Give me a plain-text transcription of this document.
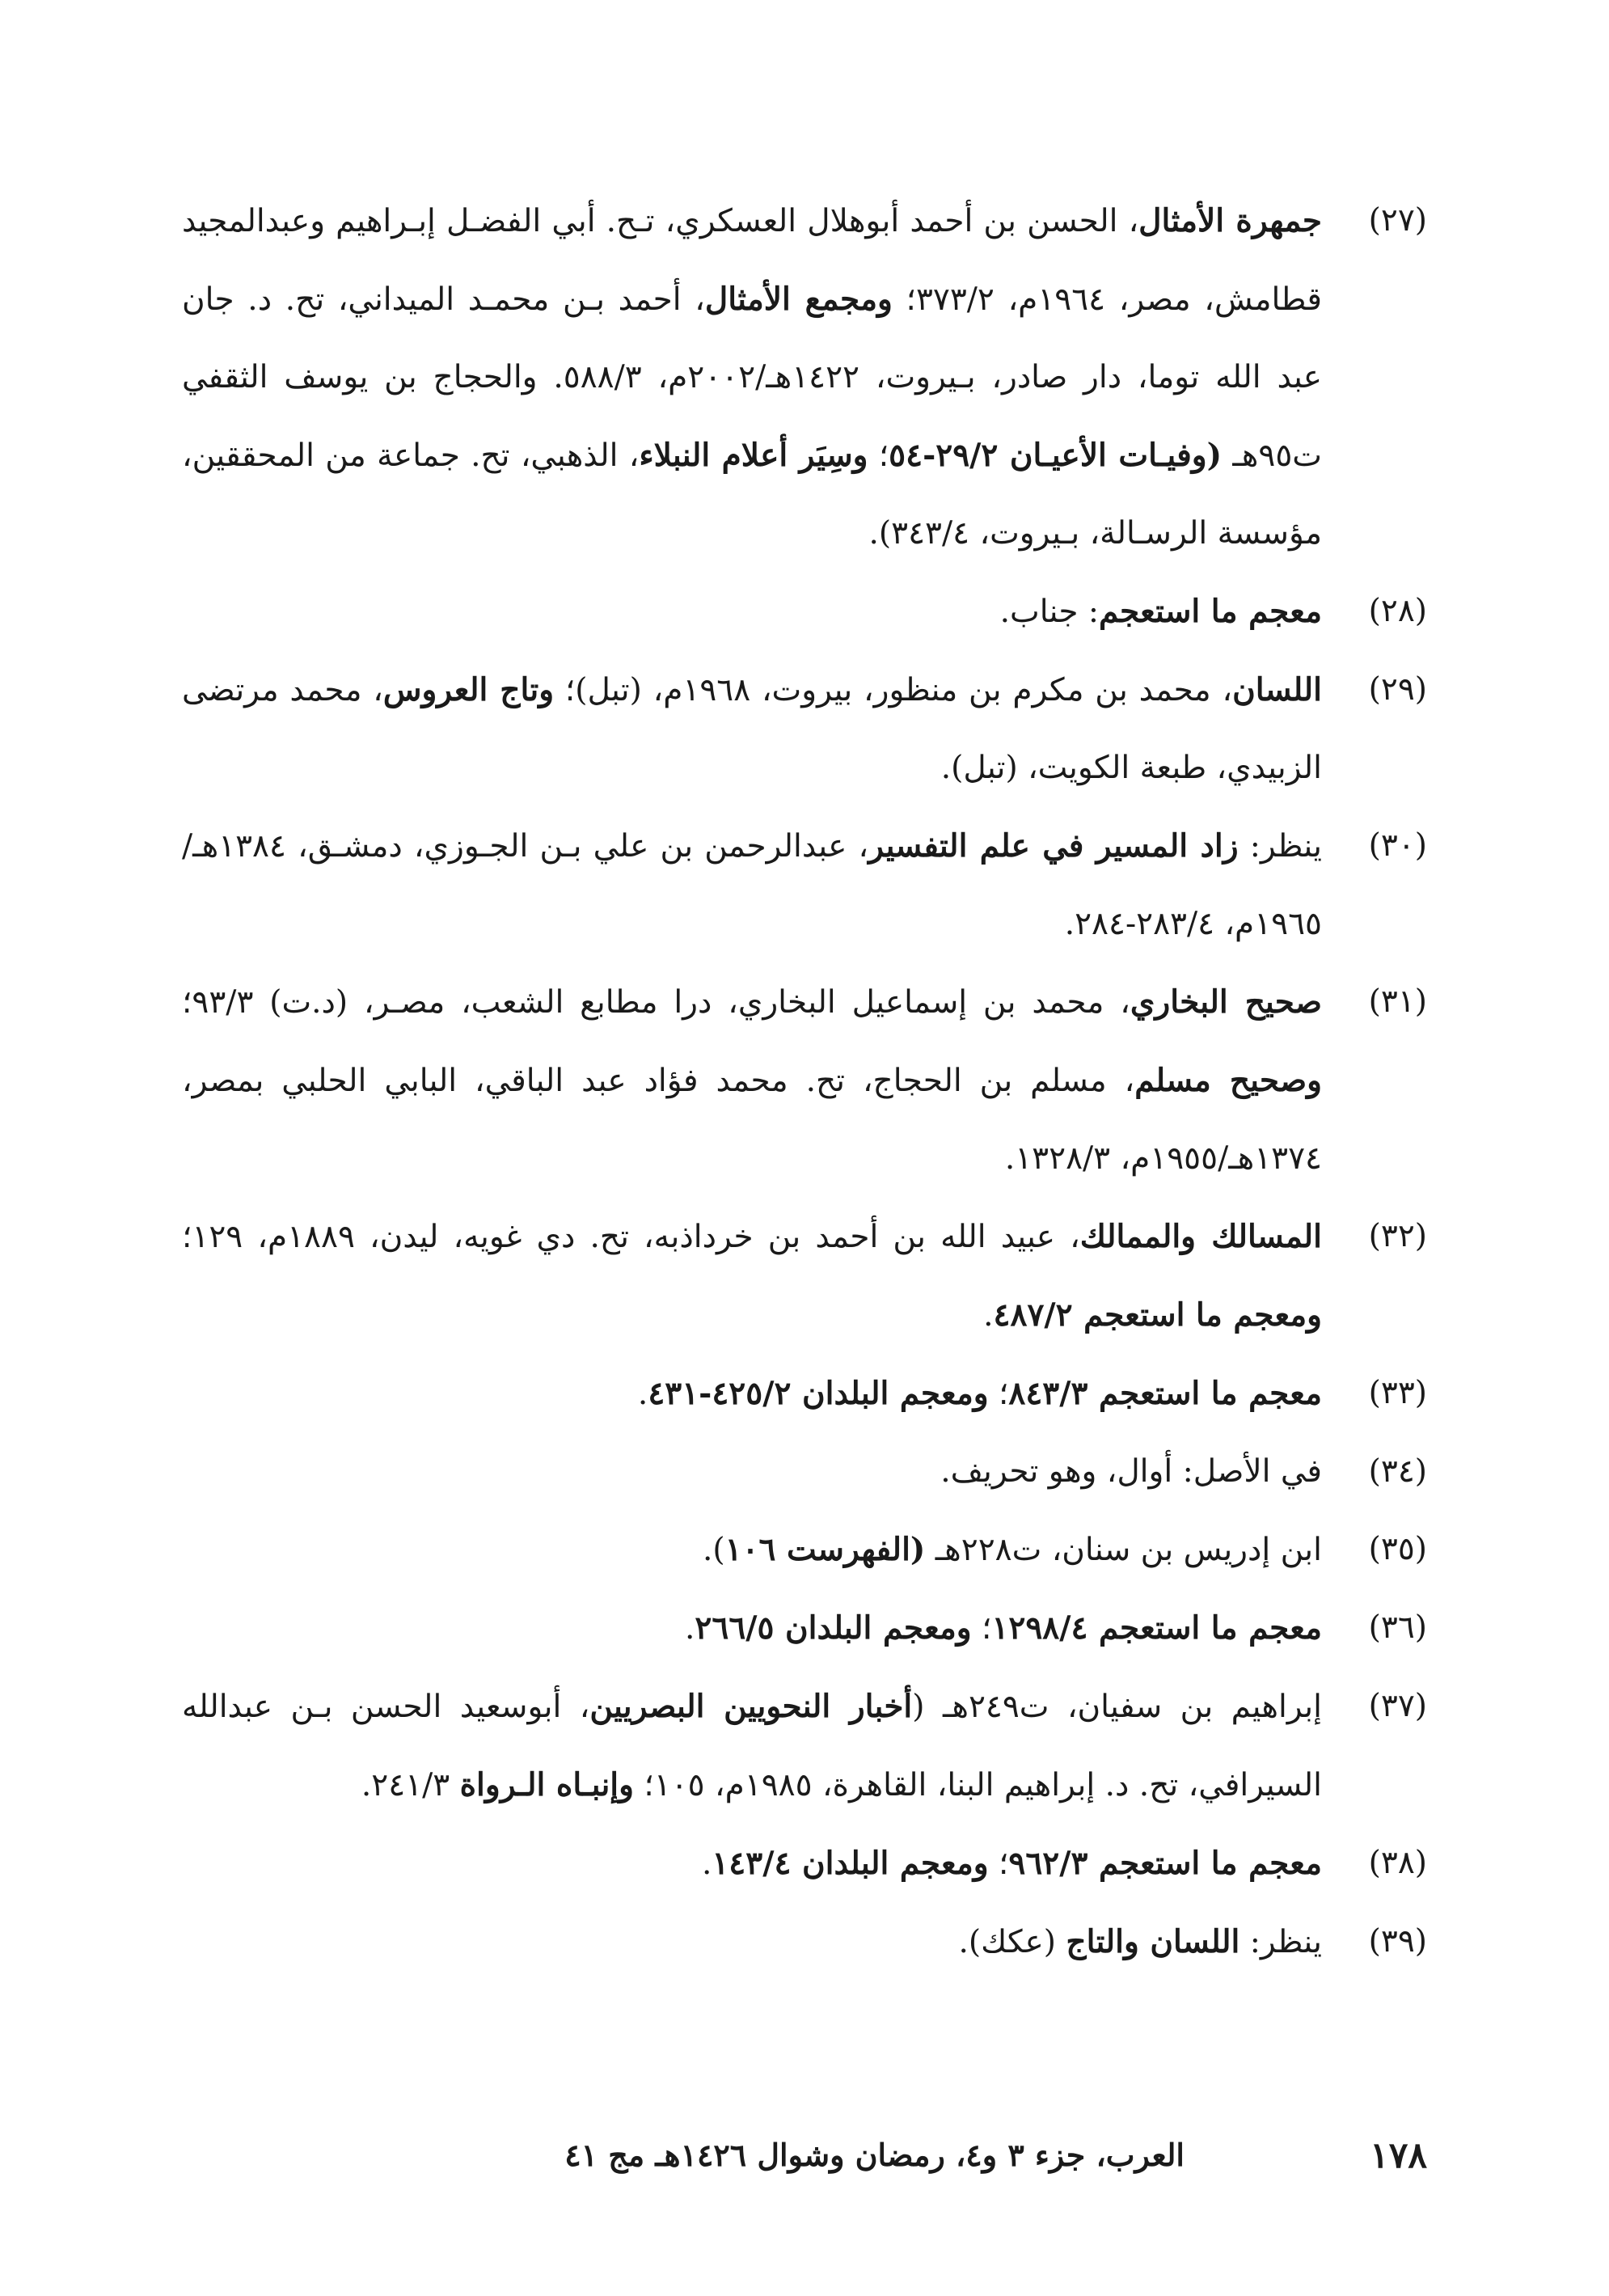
(٢٧)
جمهرة الأمثال، الحسن بن أحمد أبوهلال العسكري، تـح. أبي الفضـل إبـراهيم وعبدالمجيد قطامش، مصر، ١٩٦٤م، ٣٧٣/٢؛ ومجمع الأمثال، أحمد بـن محمـد الميداني، تح. د. جان عبد الله توما، دار صادر، بـيروت، ١٤٢٢هـ/٢٠٠٢م، ٥٨٨/٣. والحجاج بن يوسف الثقفي ت٩٥هـ (وفيـات الأعيـان ٢٩/٢-٥٤؛ وسِيَر أعلام النبلاء، الذهبي، تح. جماعة من المحققين، مؤسسة الرسـالة، بـيروت، ٣٤٣/٤).
(٢٨)
معجم ما استعجم: جناب.
(٢٩)
اللسان، محمد بن مكرم بن منظور، بيروت، ١٩٦٨م، (تبل)؛ وتاج العروس، محمد مرتضى الزبيدي، طبعة الكويت، (تبل).
(٣٠)
ينظر: زاد المسير في علم التفسير، عبدالرحمن بن علي بـن الجـوزي، دمشـق، ١٣٨٤هـ/١٩٦٥م، ٢٨٣/٤-٢٨٤.
(٣١)
صحيح البخاري، محمد بن إسماعيل البخاري، درا مطابع الشعب، مصـر، (د.ت) ٩٣/٣؛ وصحيح مسلم، مسلم بن الحجاج، تح. محمد فؤاد عبد الباقي، البابي الحلبي بمصر، ١٣٧٤هـ/١٩٥٥م، ١٣٢٨/٣.
(٣٢)
المسالك والممالك، عبيد الله بن أحمد بن خرداذبه، تح. دي غويه، ليدن، ١٨٨٩م، ١٢٩؛ ومعجم ما استعجم ٤٨٧/٢.
(٣٣)
معجم ما استعجم ٨٤٣/٣؛ ومعجم البلدان ٤٢٥/٢-٤٣١.
(٣٤)
في الأصل: أوال، وهو تحريف.
(٣٥)
ابن إدريس بن سنان، ت٢٢٨هـ (الفهرست ١٠٦).
(٣٦)
معجم ما استعجم ١٢٩٨/٤؛ ومعجم البلدان ٢٦٦/٥.
(٣٧)
إبراهيم بن سفيان، ت٢٤٩هـ (أخبار النحويين البصريين، أبوسعيد الحسن بـن عبدالله السيرافي، تح. د. إبراهيم البنا، القاهرة، ١٩٨٥م، ١٠٥؛ وإنبـاه الـرواة ٢٤١/٣.
(٣٨)
معجم ما استعجم ٩٦٢/٣؛ ومعجم البلدان ١٤٣/٤.
(٣٩)
ينظر: اللسان والتاج (عكك).
١٧٨
العرب، جزء ٣ و٤، رمضان وشوال ١٤٢٦هـ مج ٤١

> **TO DO**: Pull out every line of the entries that includes the word "الحسن".

> **SOLUTION FOR THIS PROBLEM**:
جمهرة الأمثال، الحسن بن أحمد أبوهلال العسكري، تـح. أبي الفضـل إبـراهيم وعبدالمجيد قطامش، مصر، ١٩٦٤م، ٣٧٣/٢؛ ومجمع الأمثال، أحمد بـن محمـد الميداني، تح. د. جان عبد الله توما، دار صادر، بـيروت، ١٤٢٢هـ/٢٠٠٢م، ٥٨٨/٣. والحجاج بن يوسف الثقفي ت٩٥هـ (وفيـات الأعيـان ٢٩/٢-٥٤؛ وسِيَر أعلام النبلاء، الذهبي، تح. جماعة من المحققين، مؤسسة الرسـالة، بـيروت، ٣٤٣/٤).
إبراهيم بن سفيان، ت٢٤٩هـ (أخبار النحويين البصريين، أبوسعيد الحسن بـن عبدالله السيرافي، تح. د. إبراهيم البنا، القاهرة، ١٩٨٥م، ١٠٥؛ وإنبـاه الـرواة ٢٤١/٣.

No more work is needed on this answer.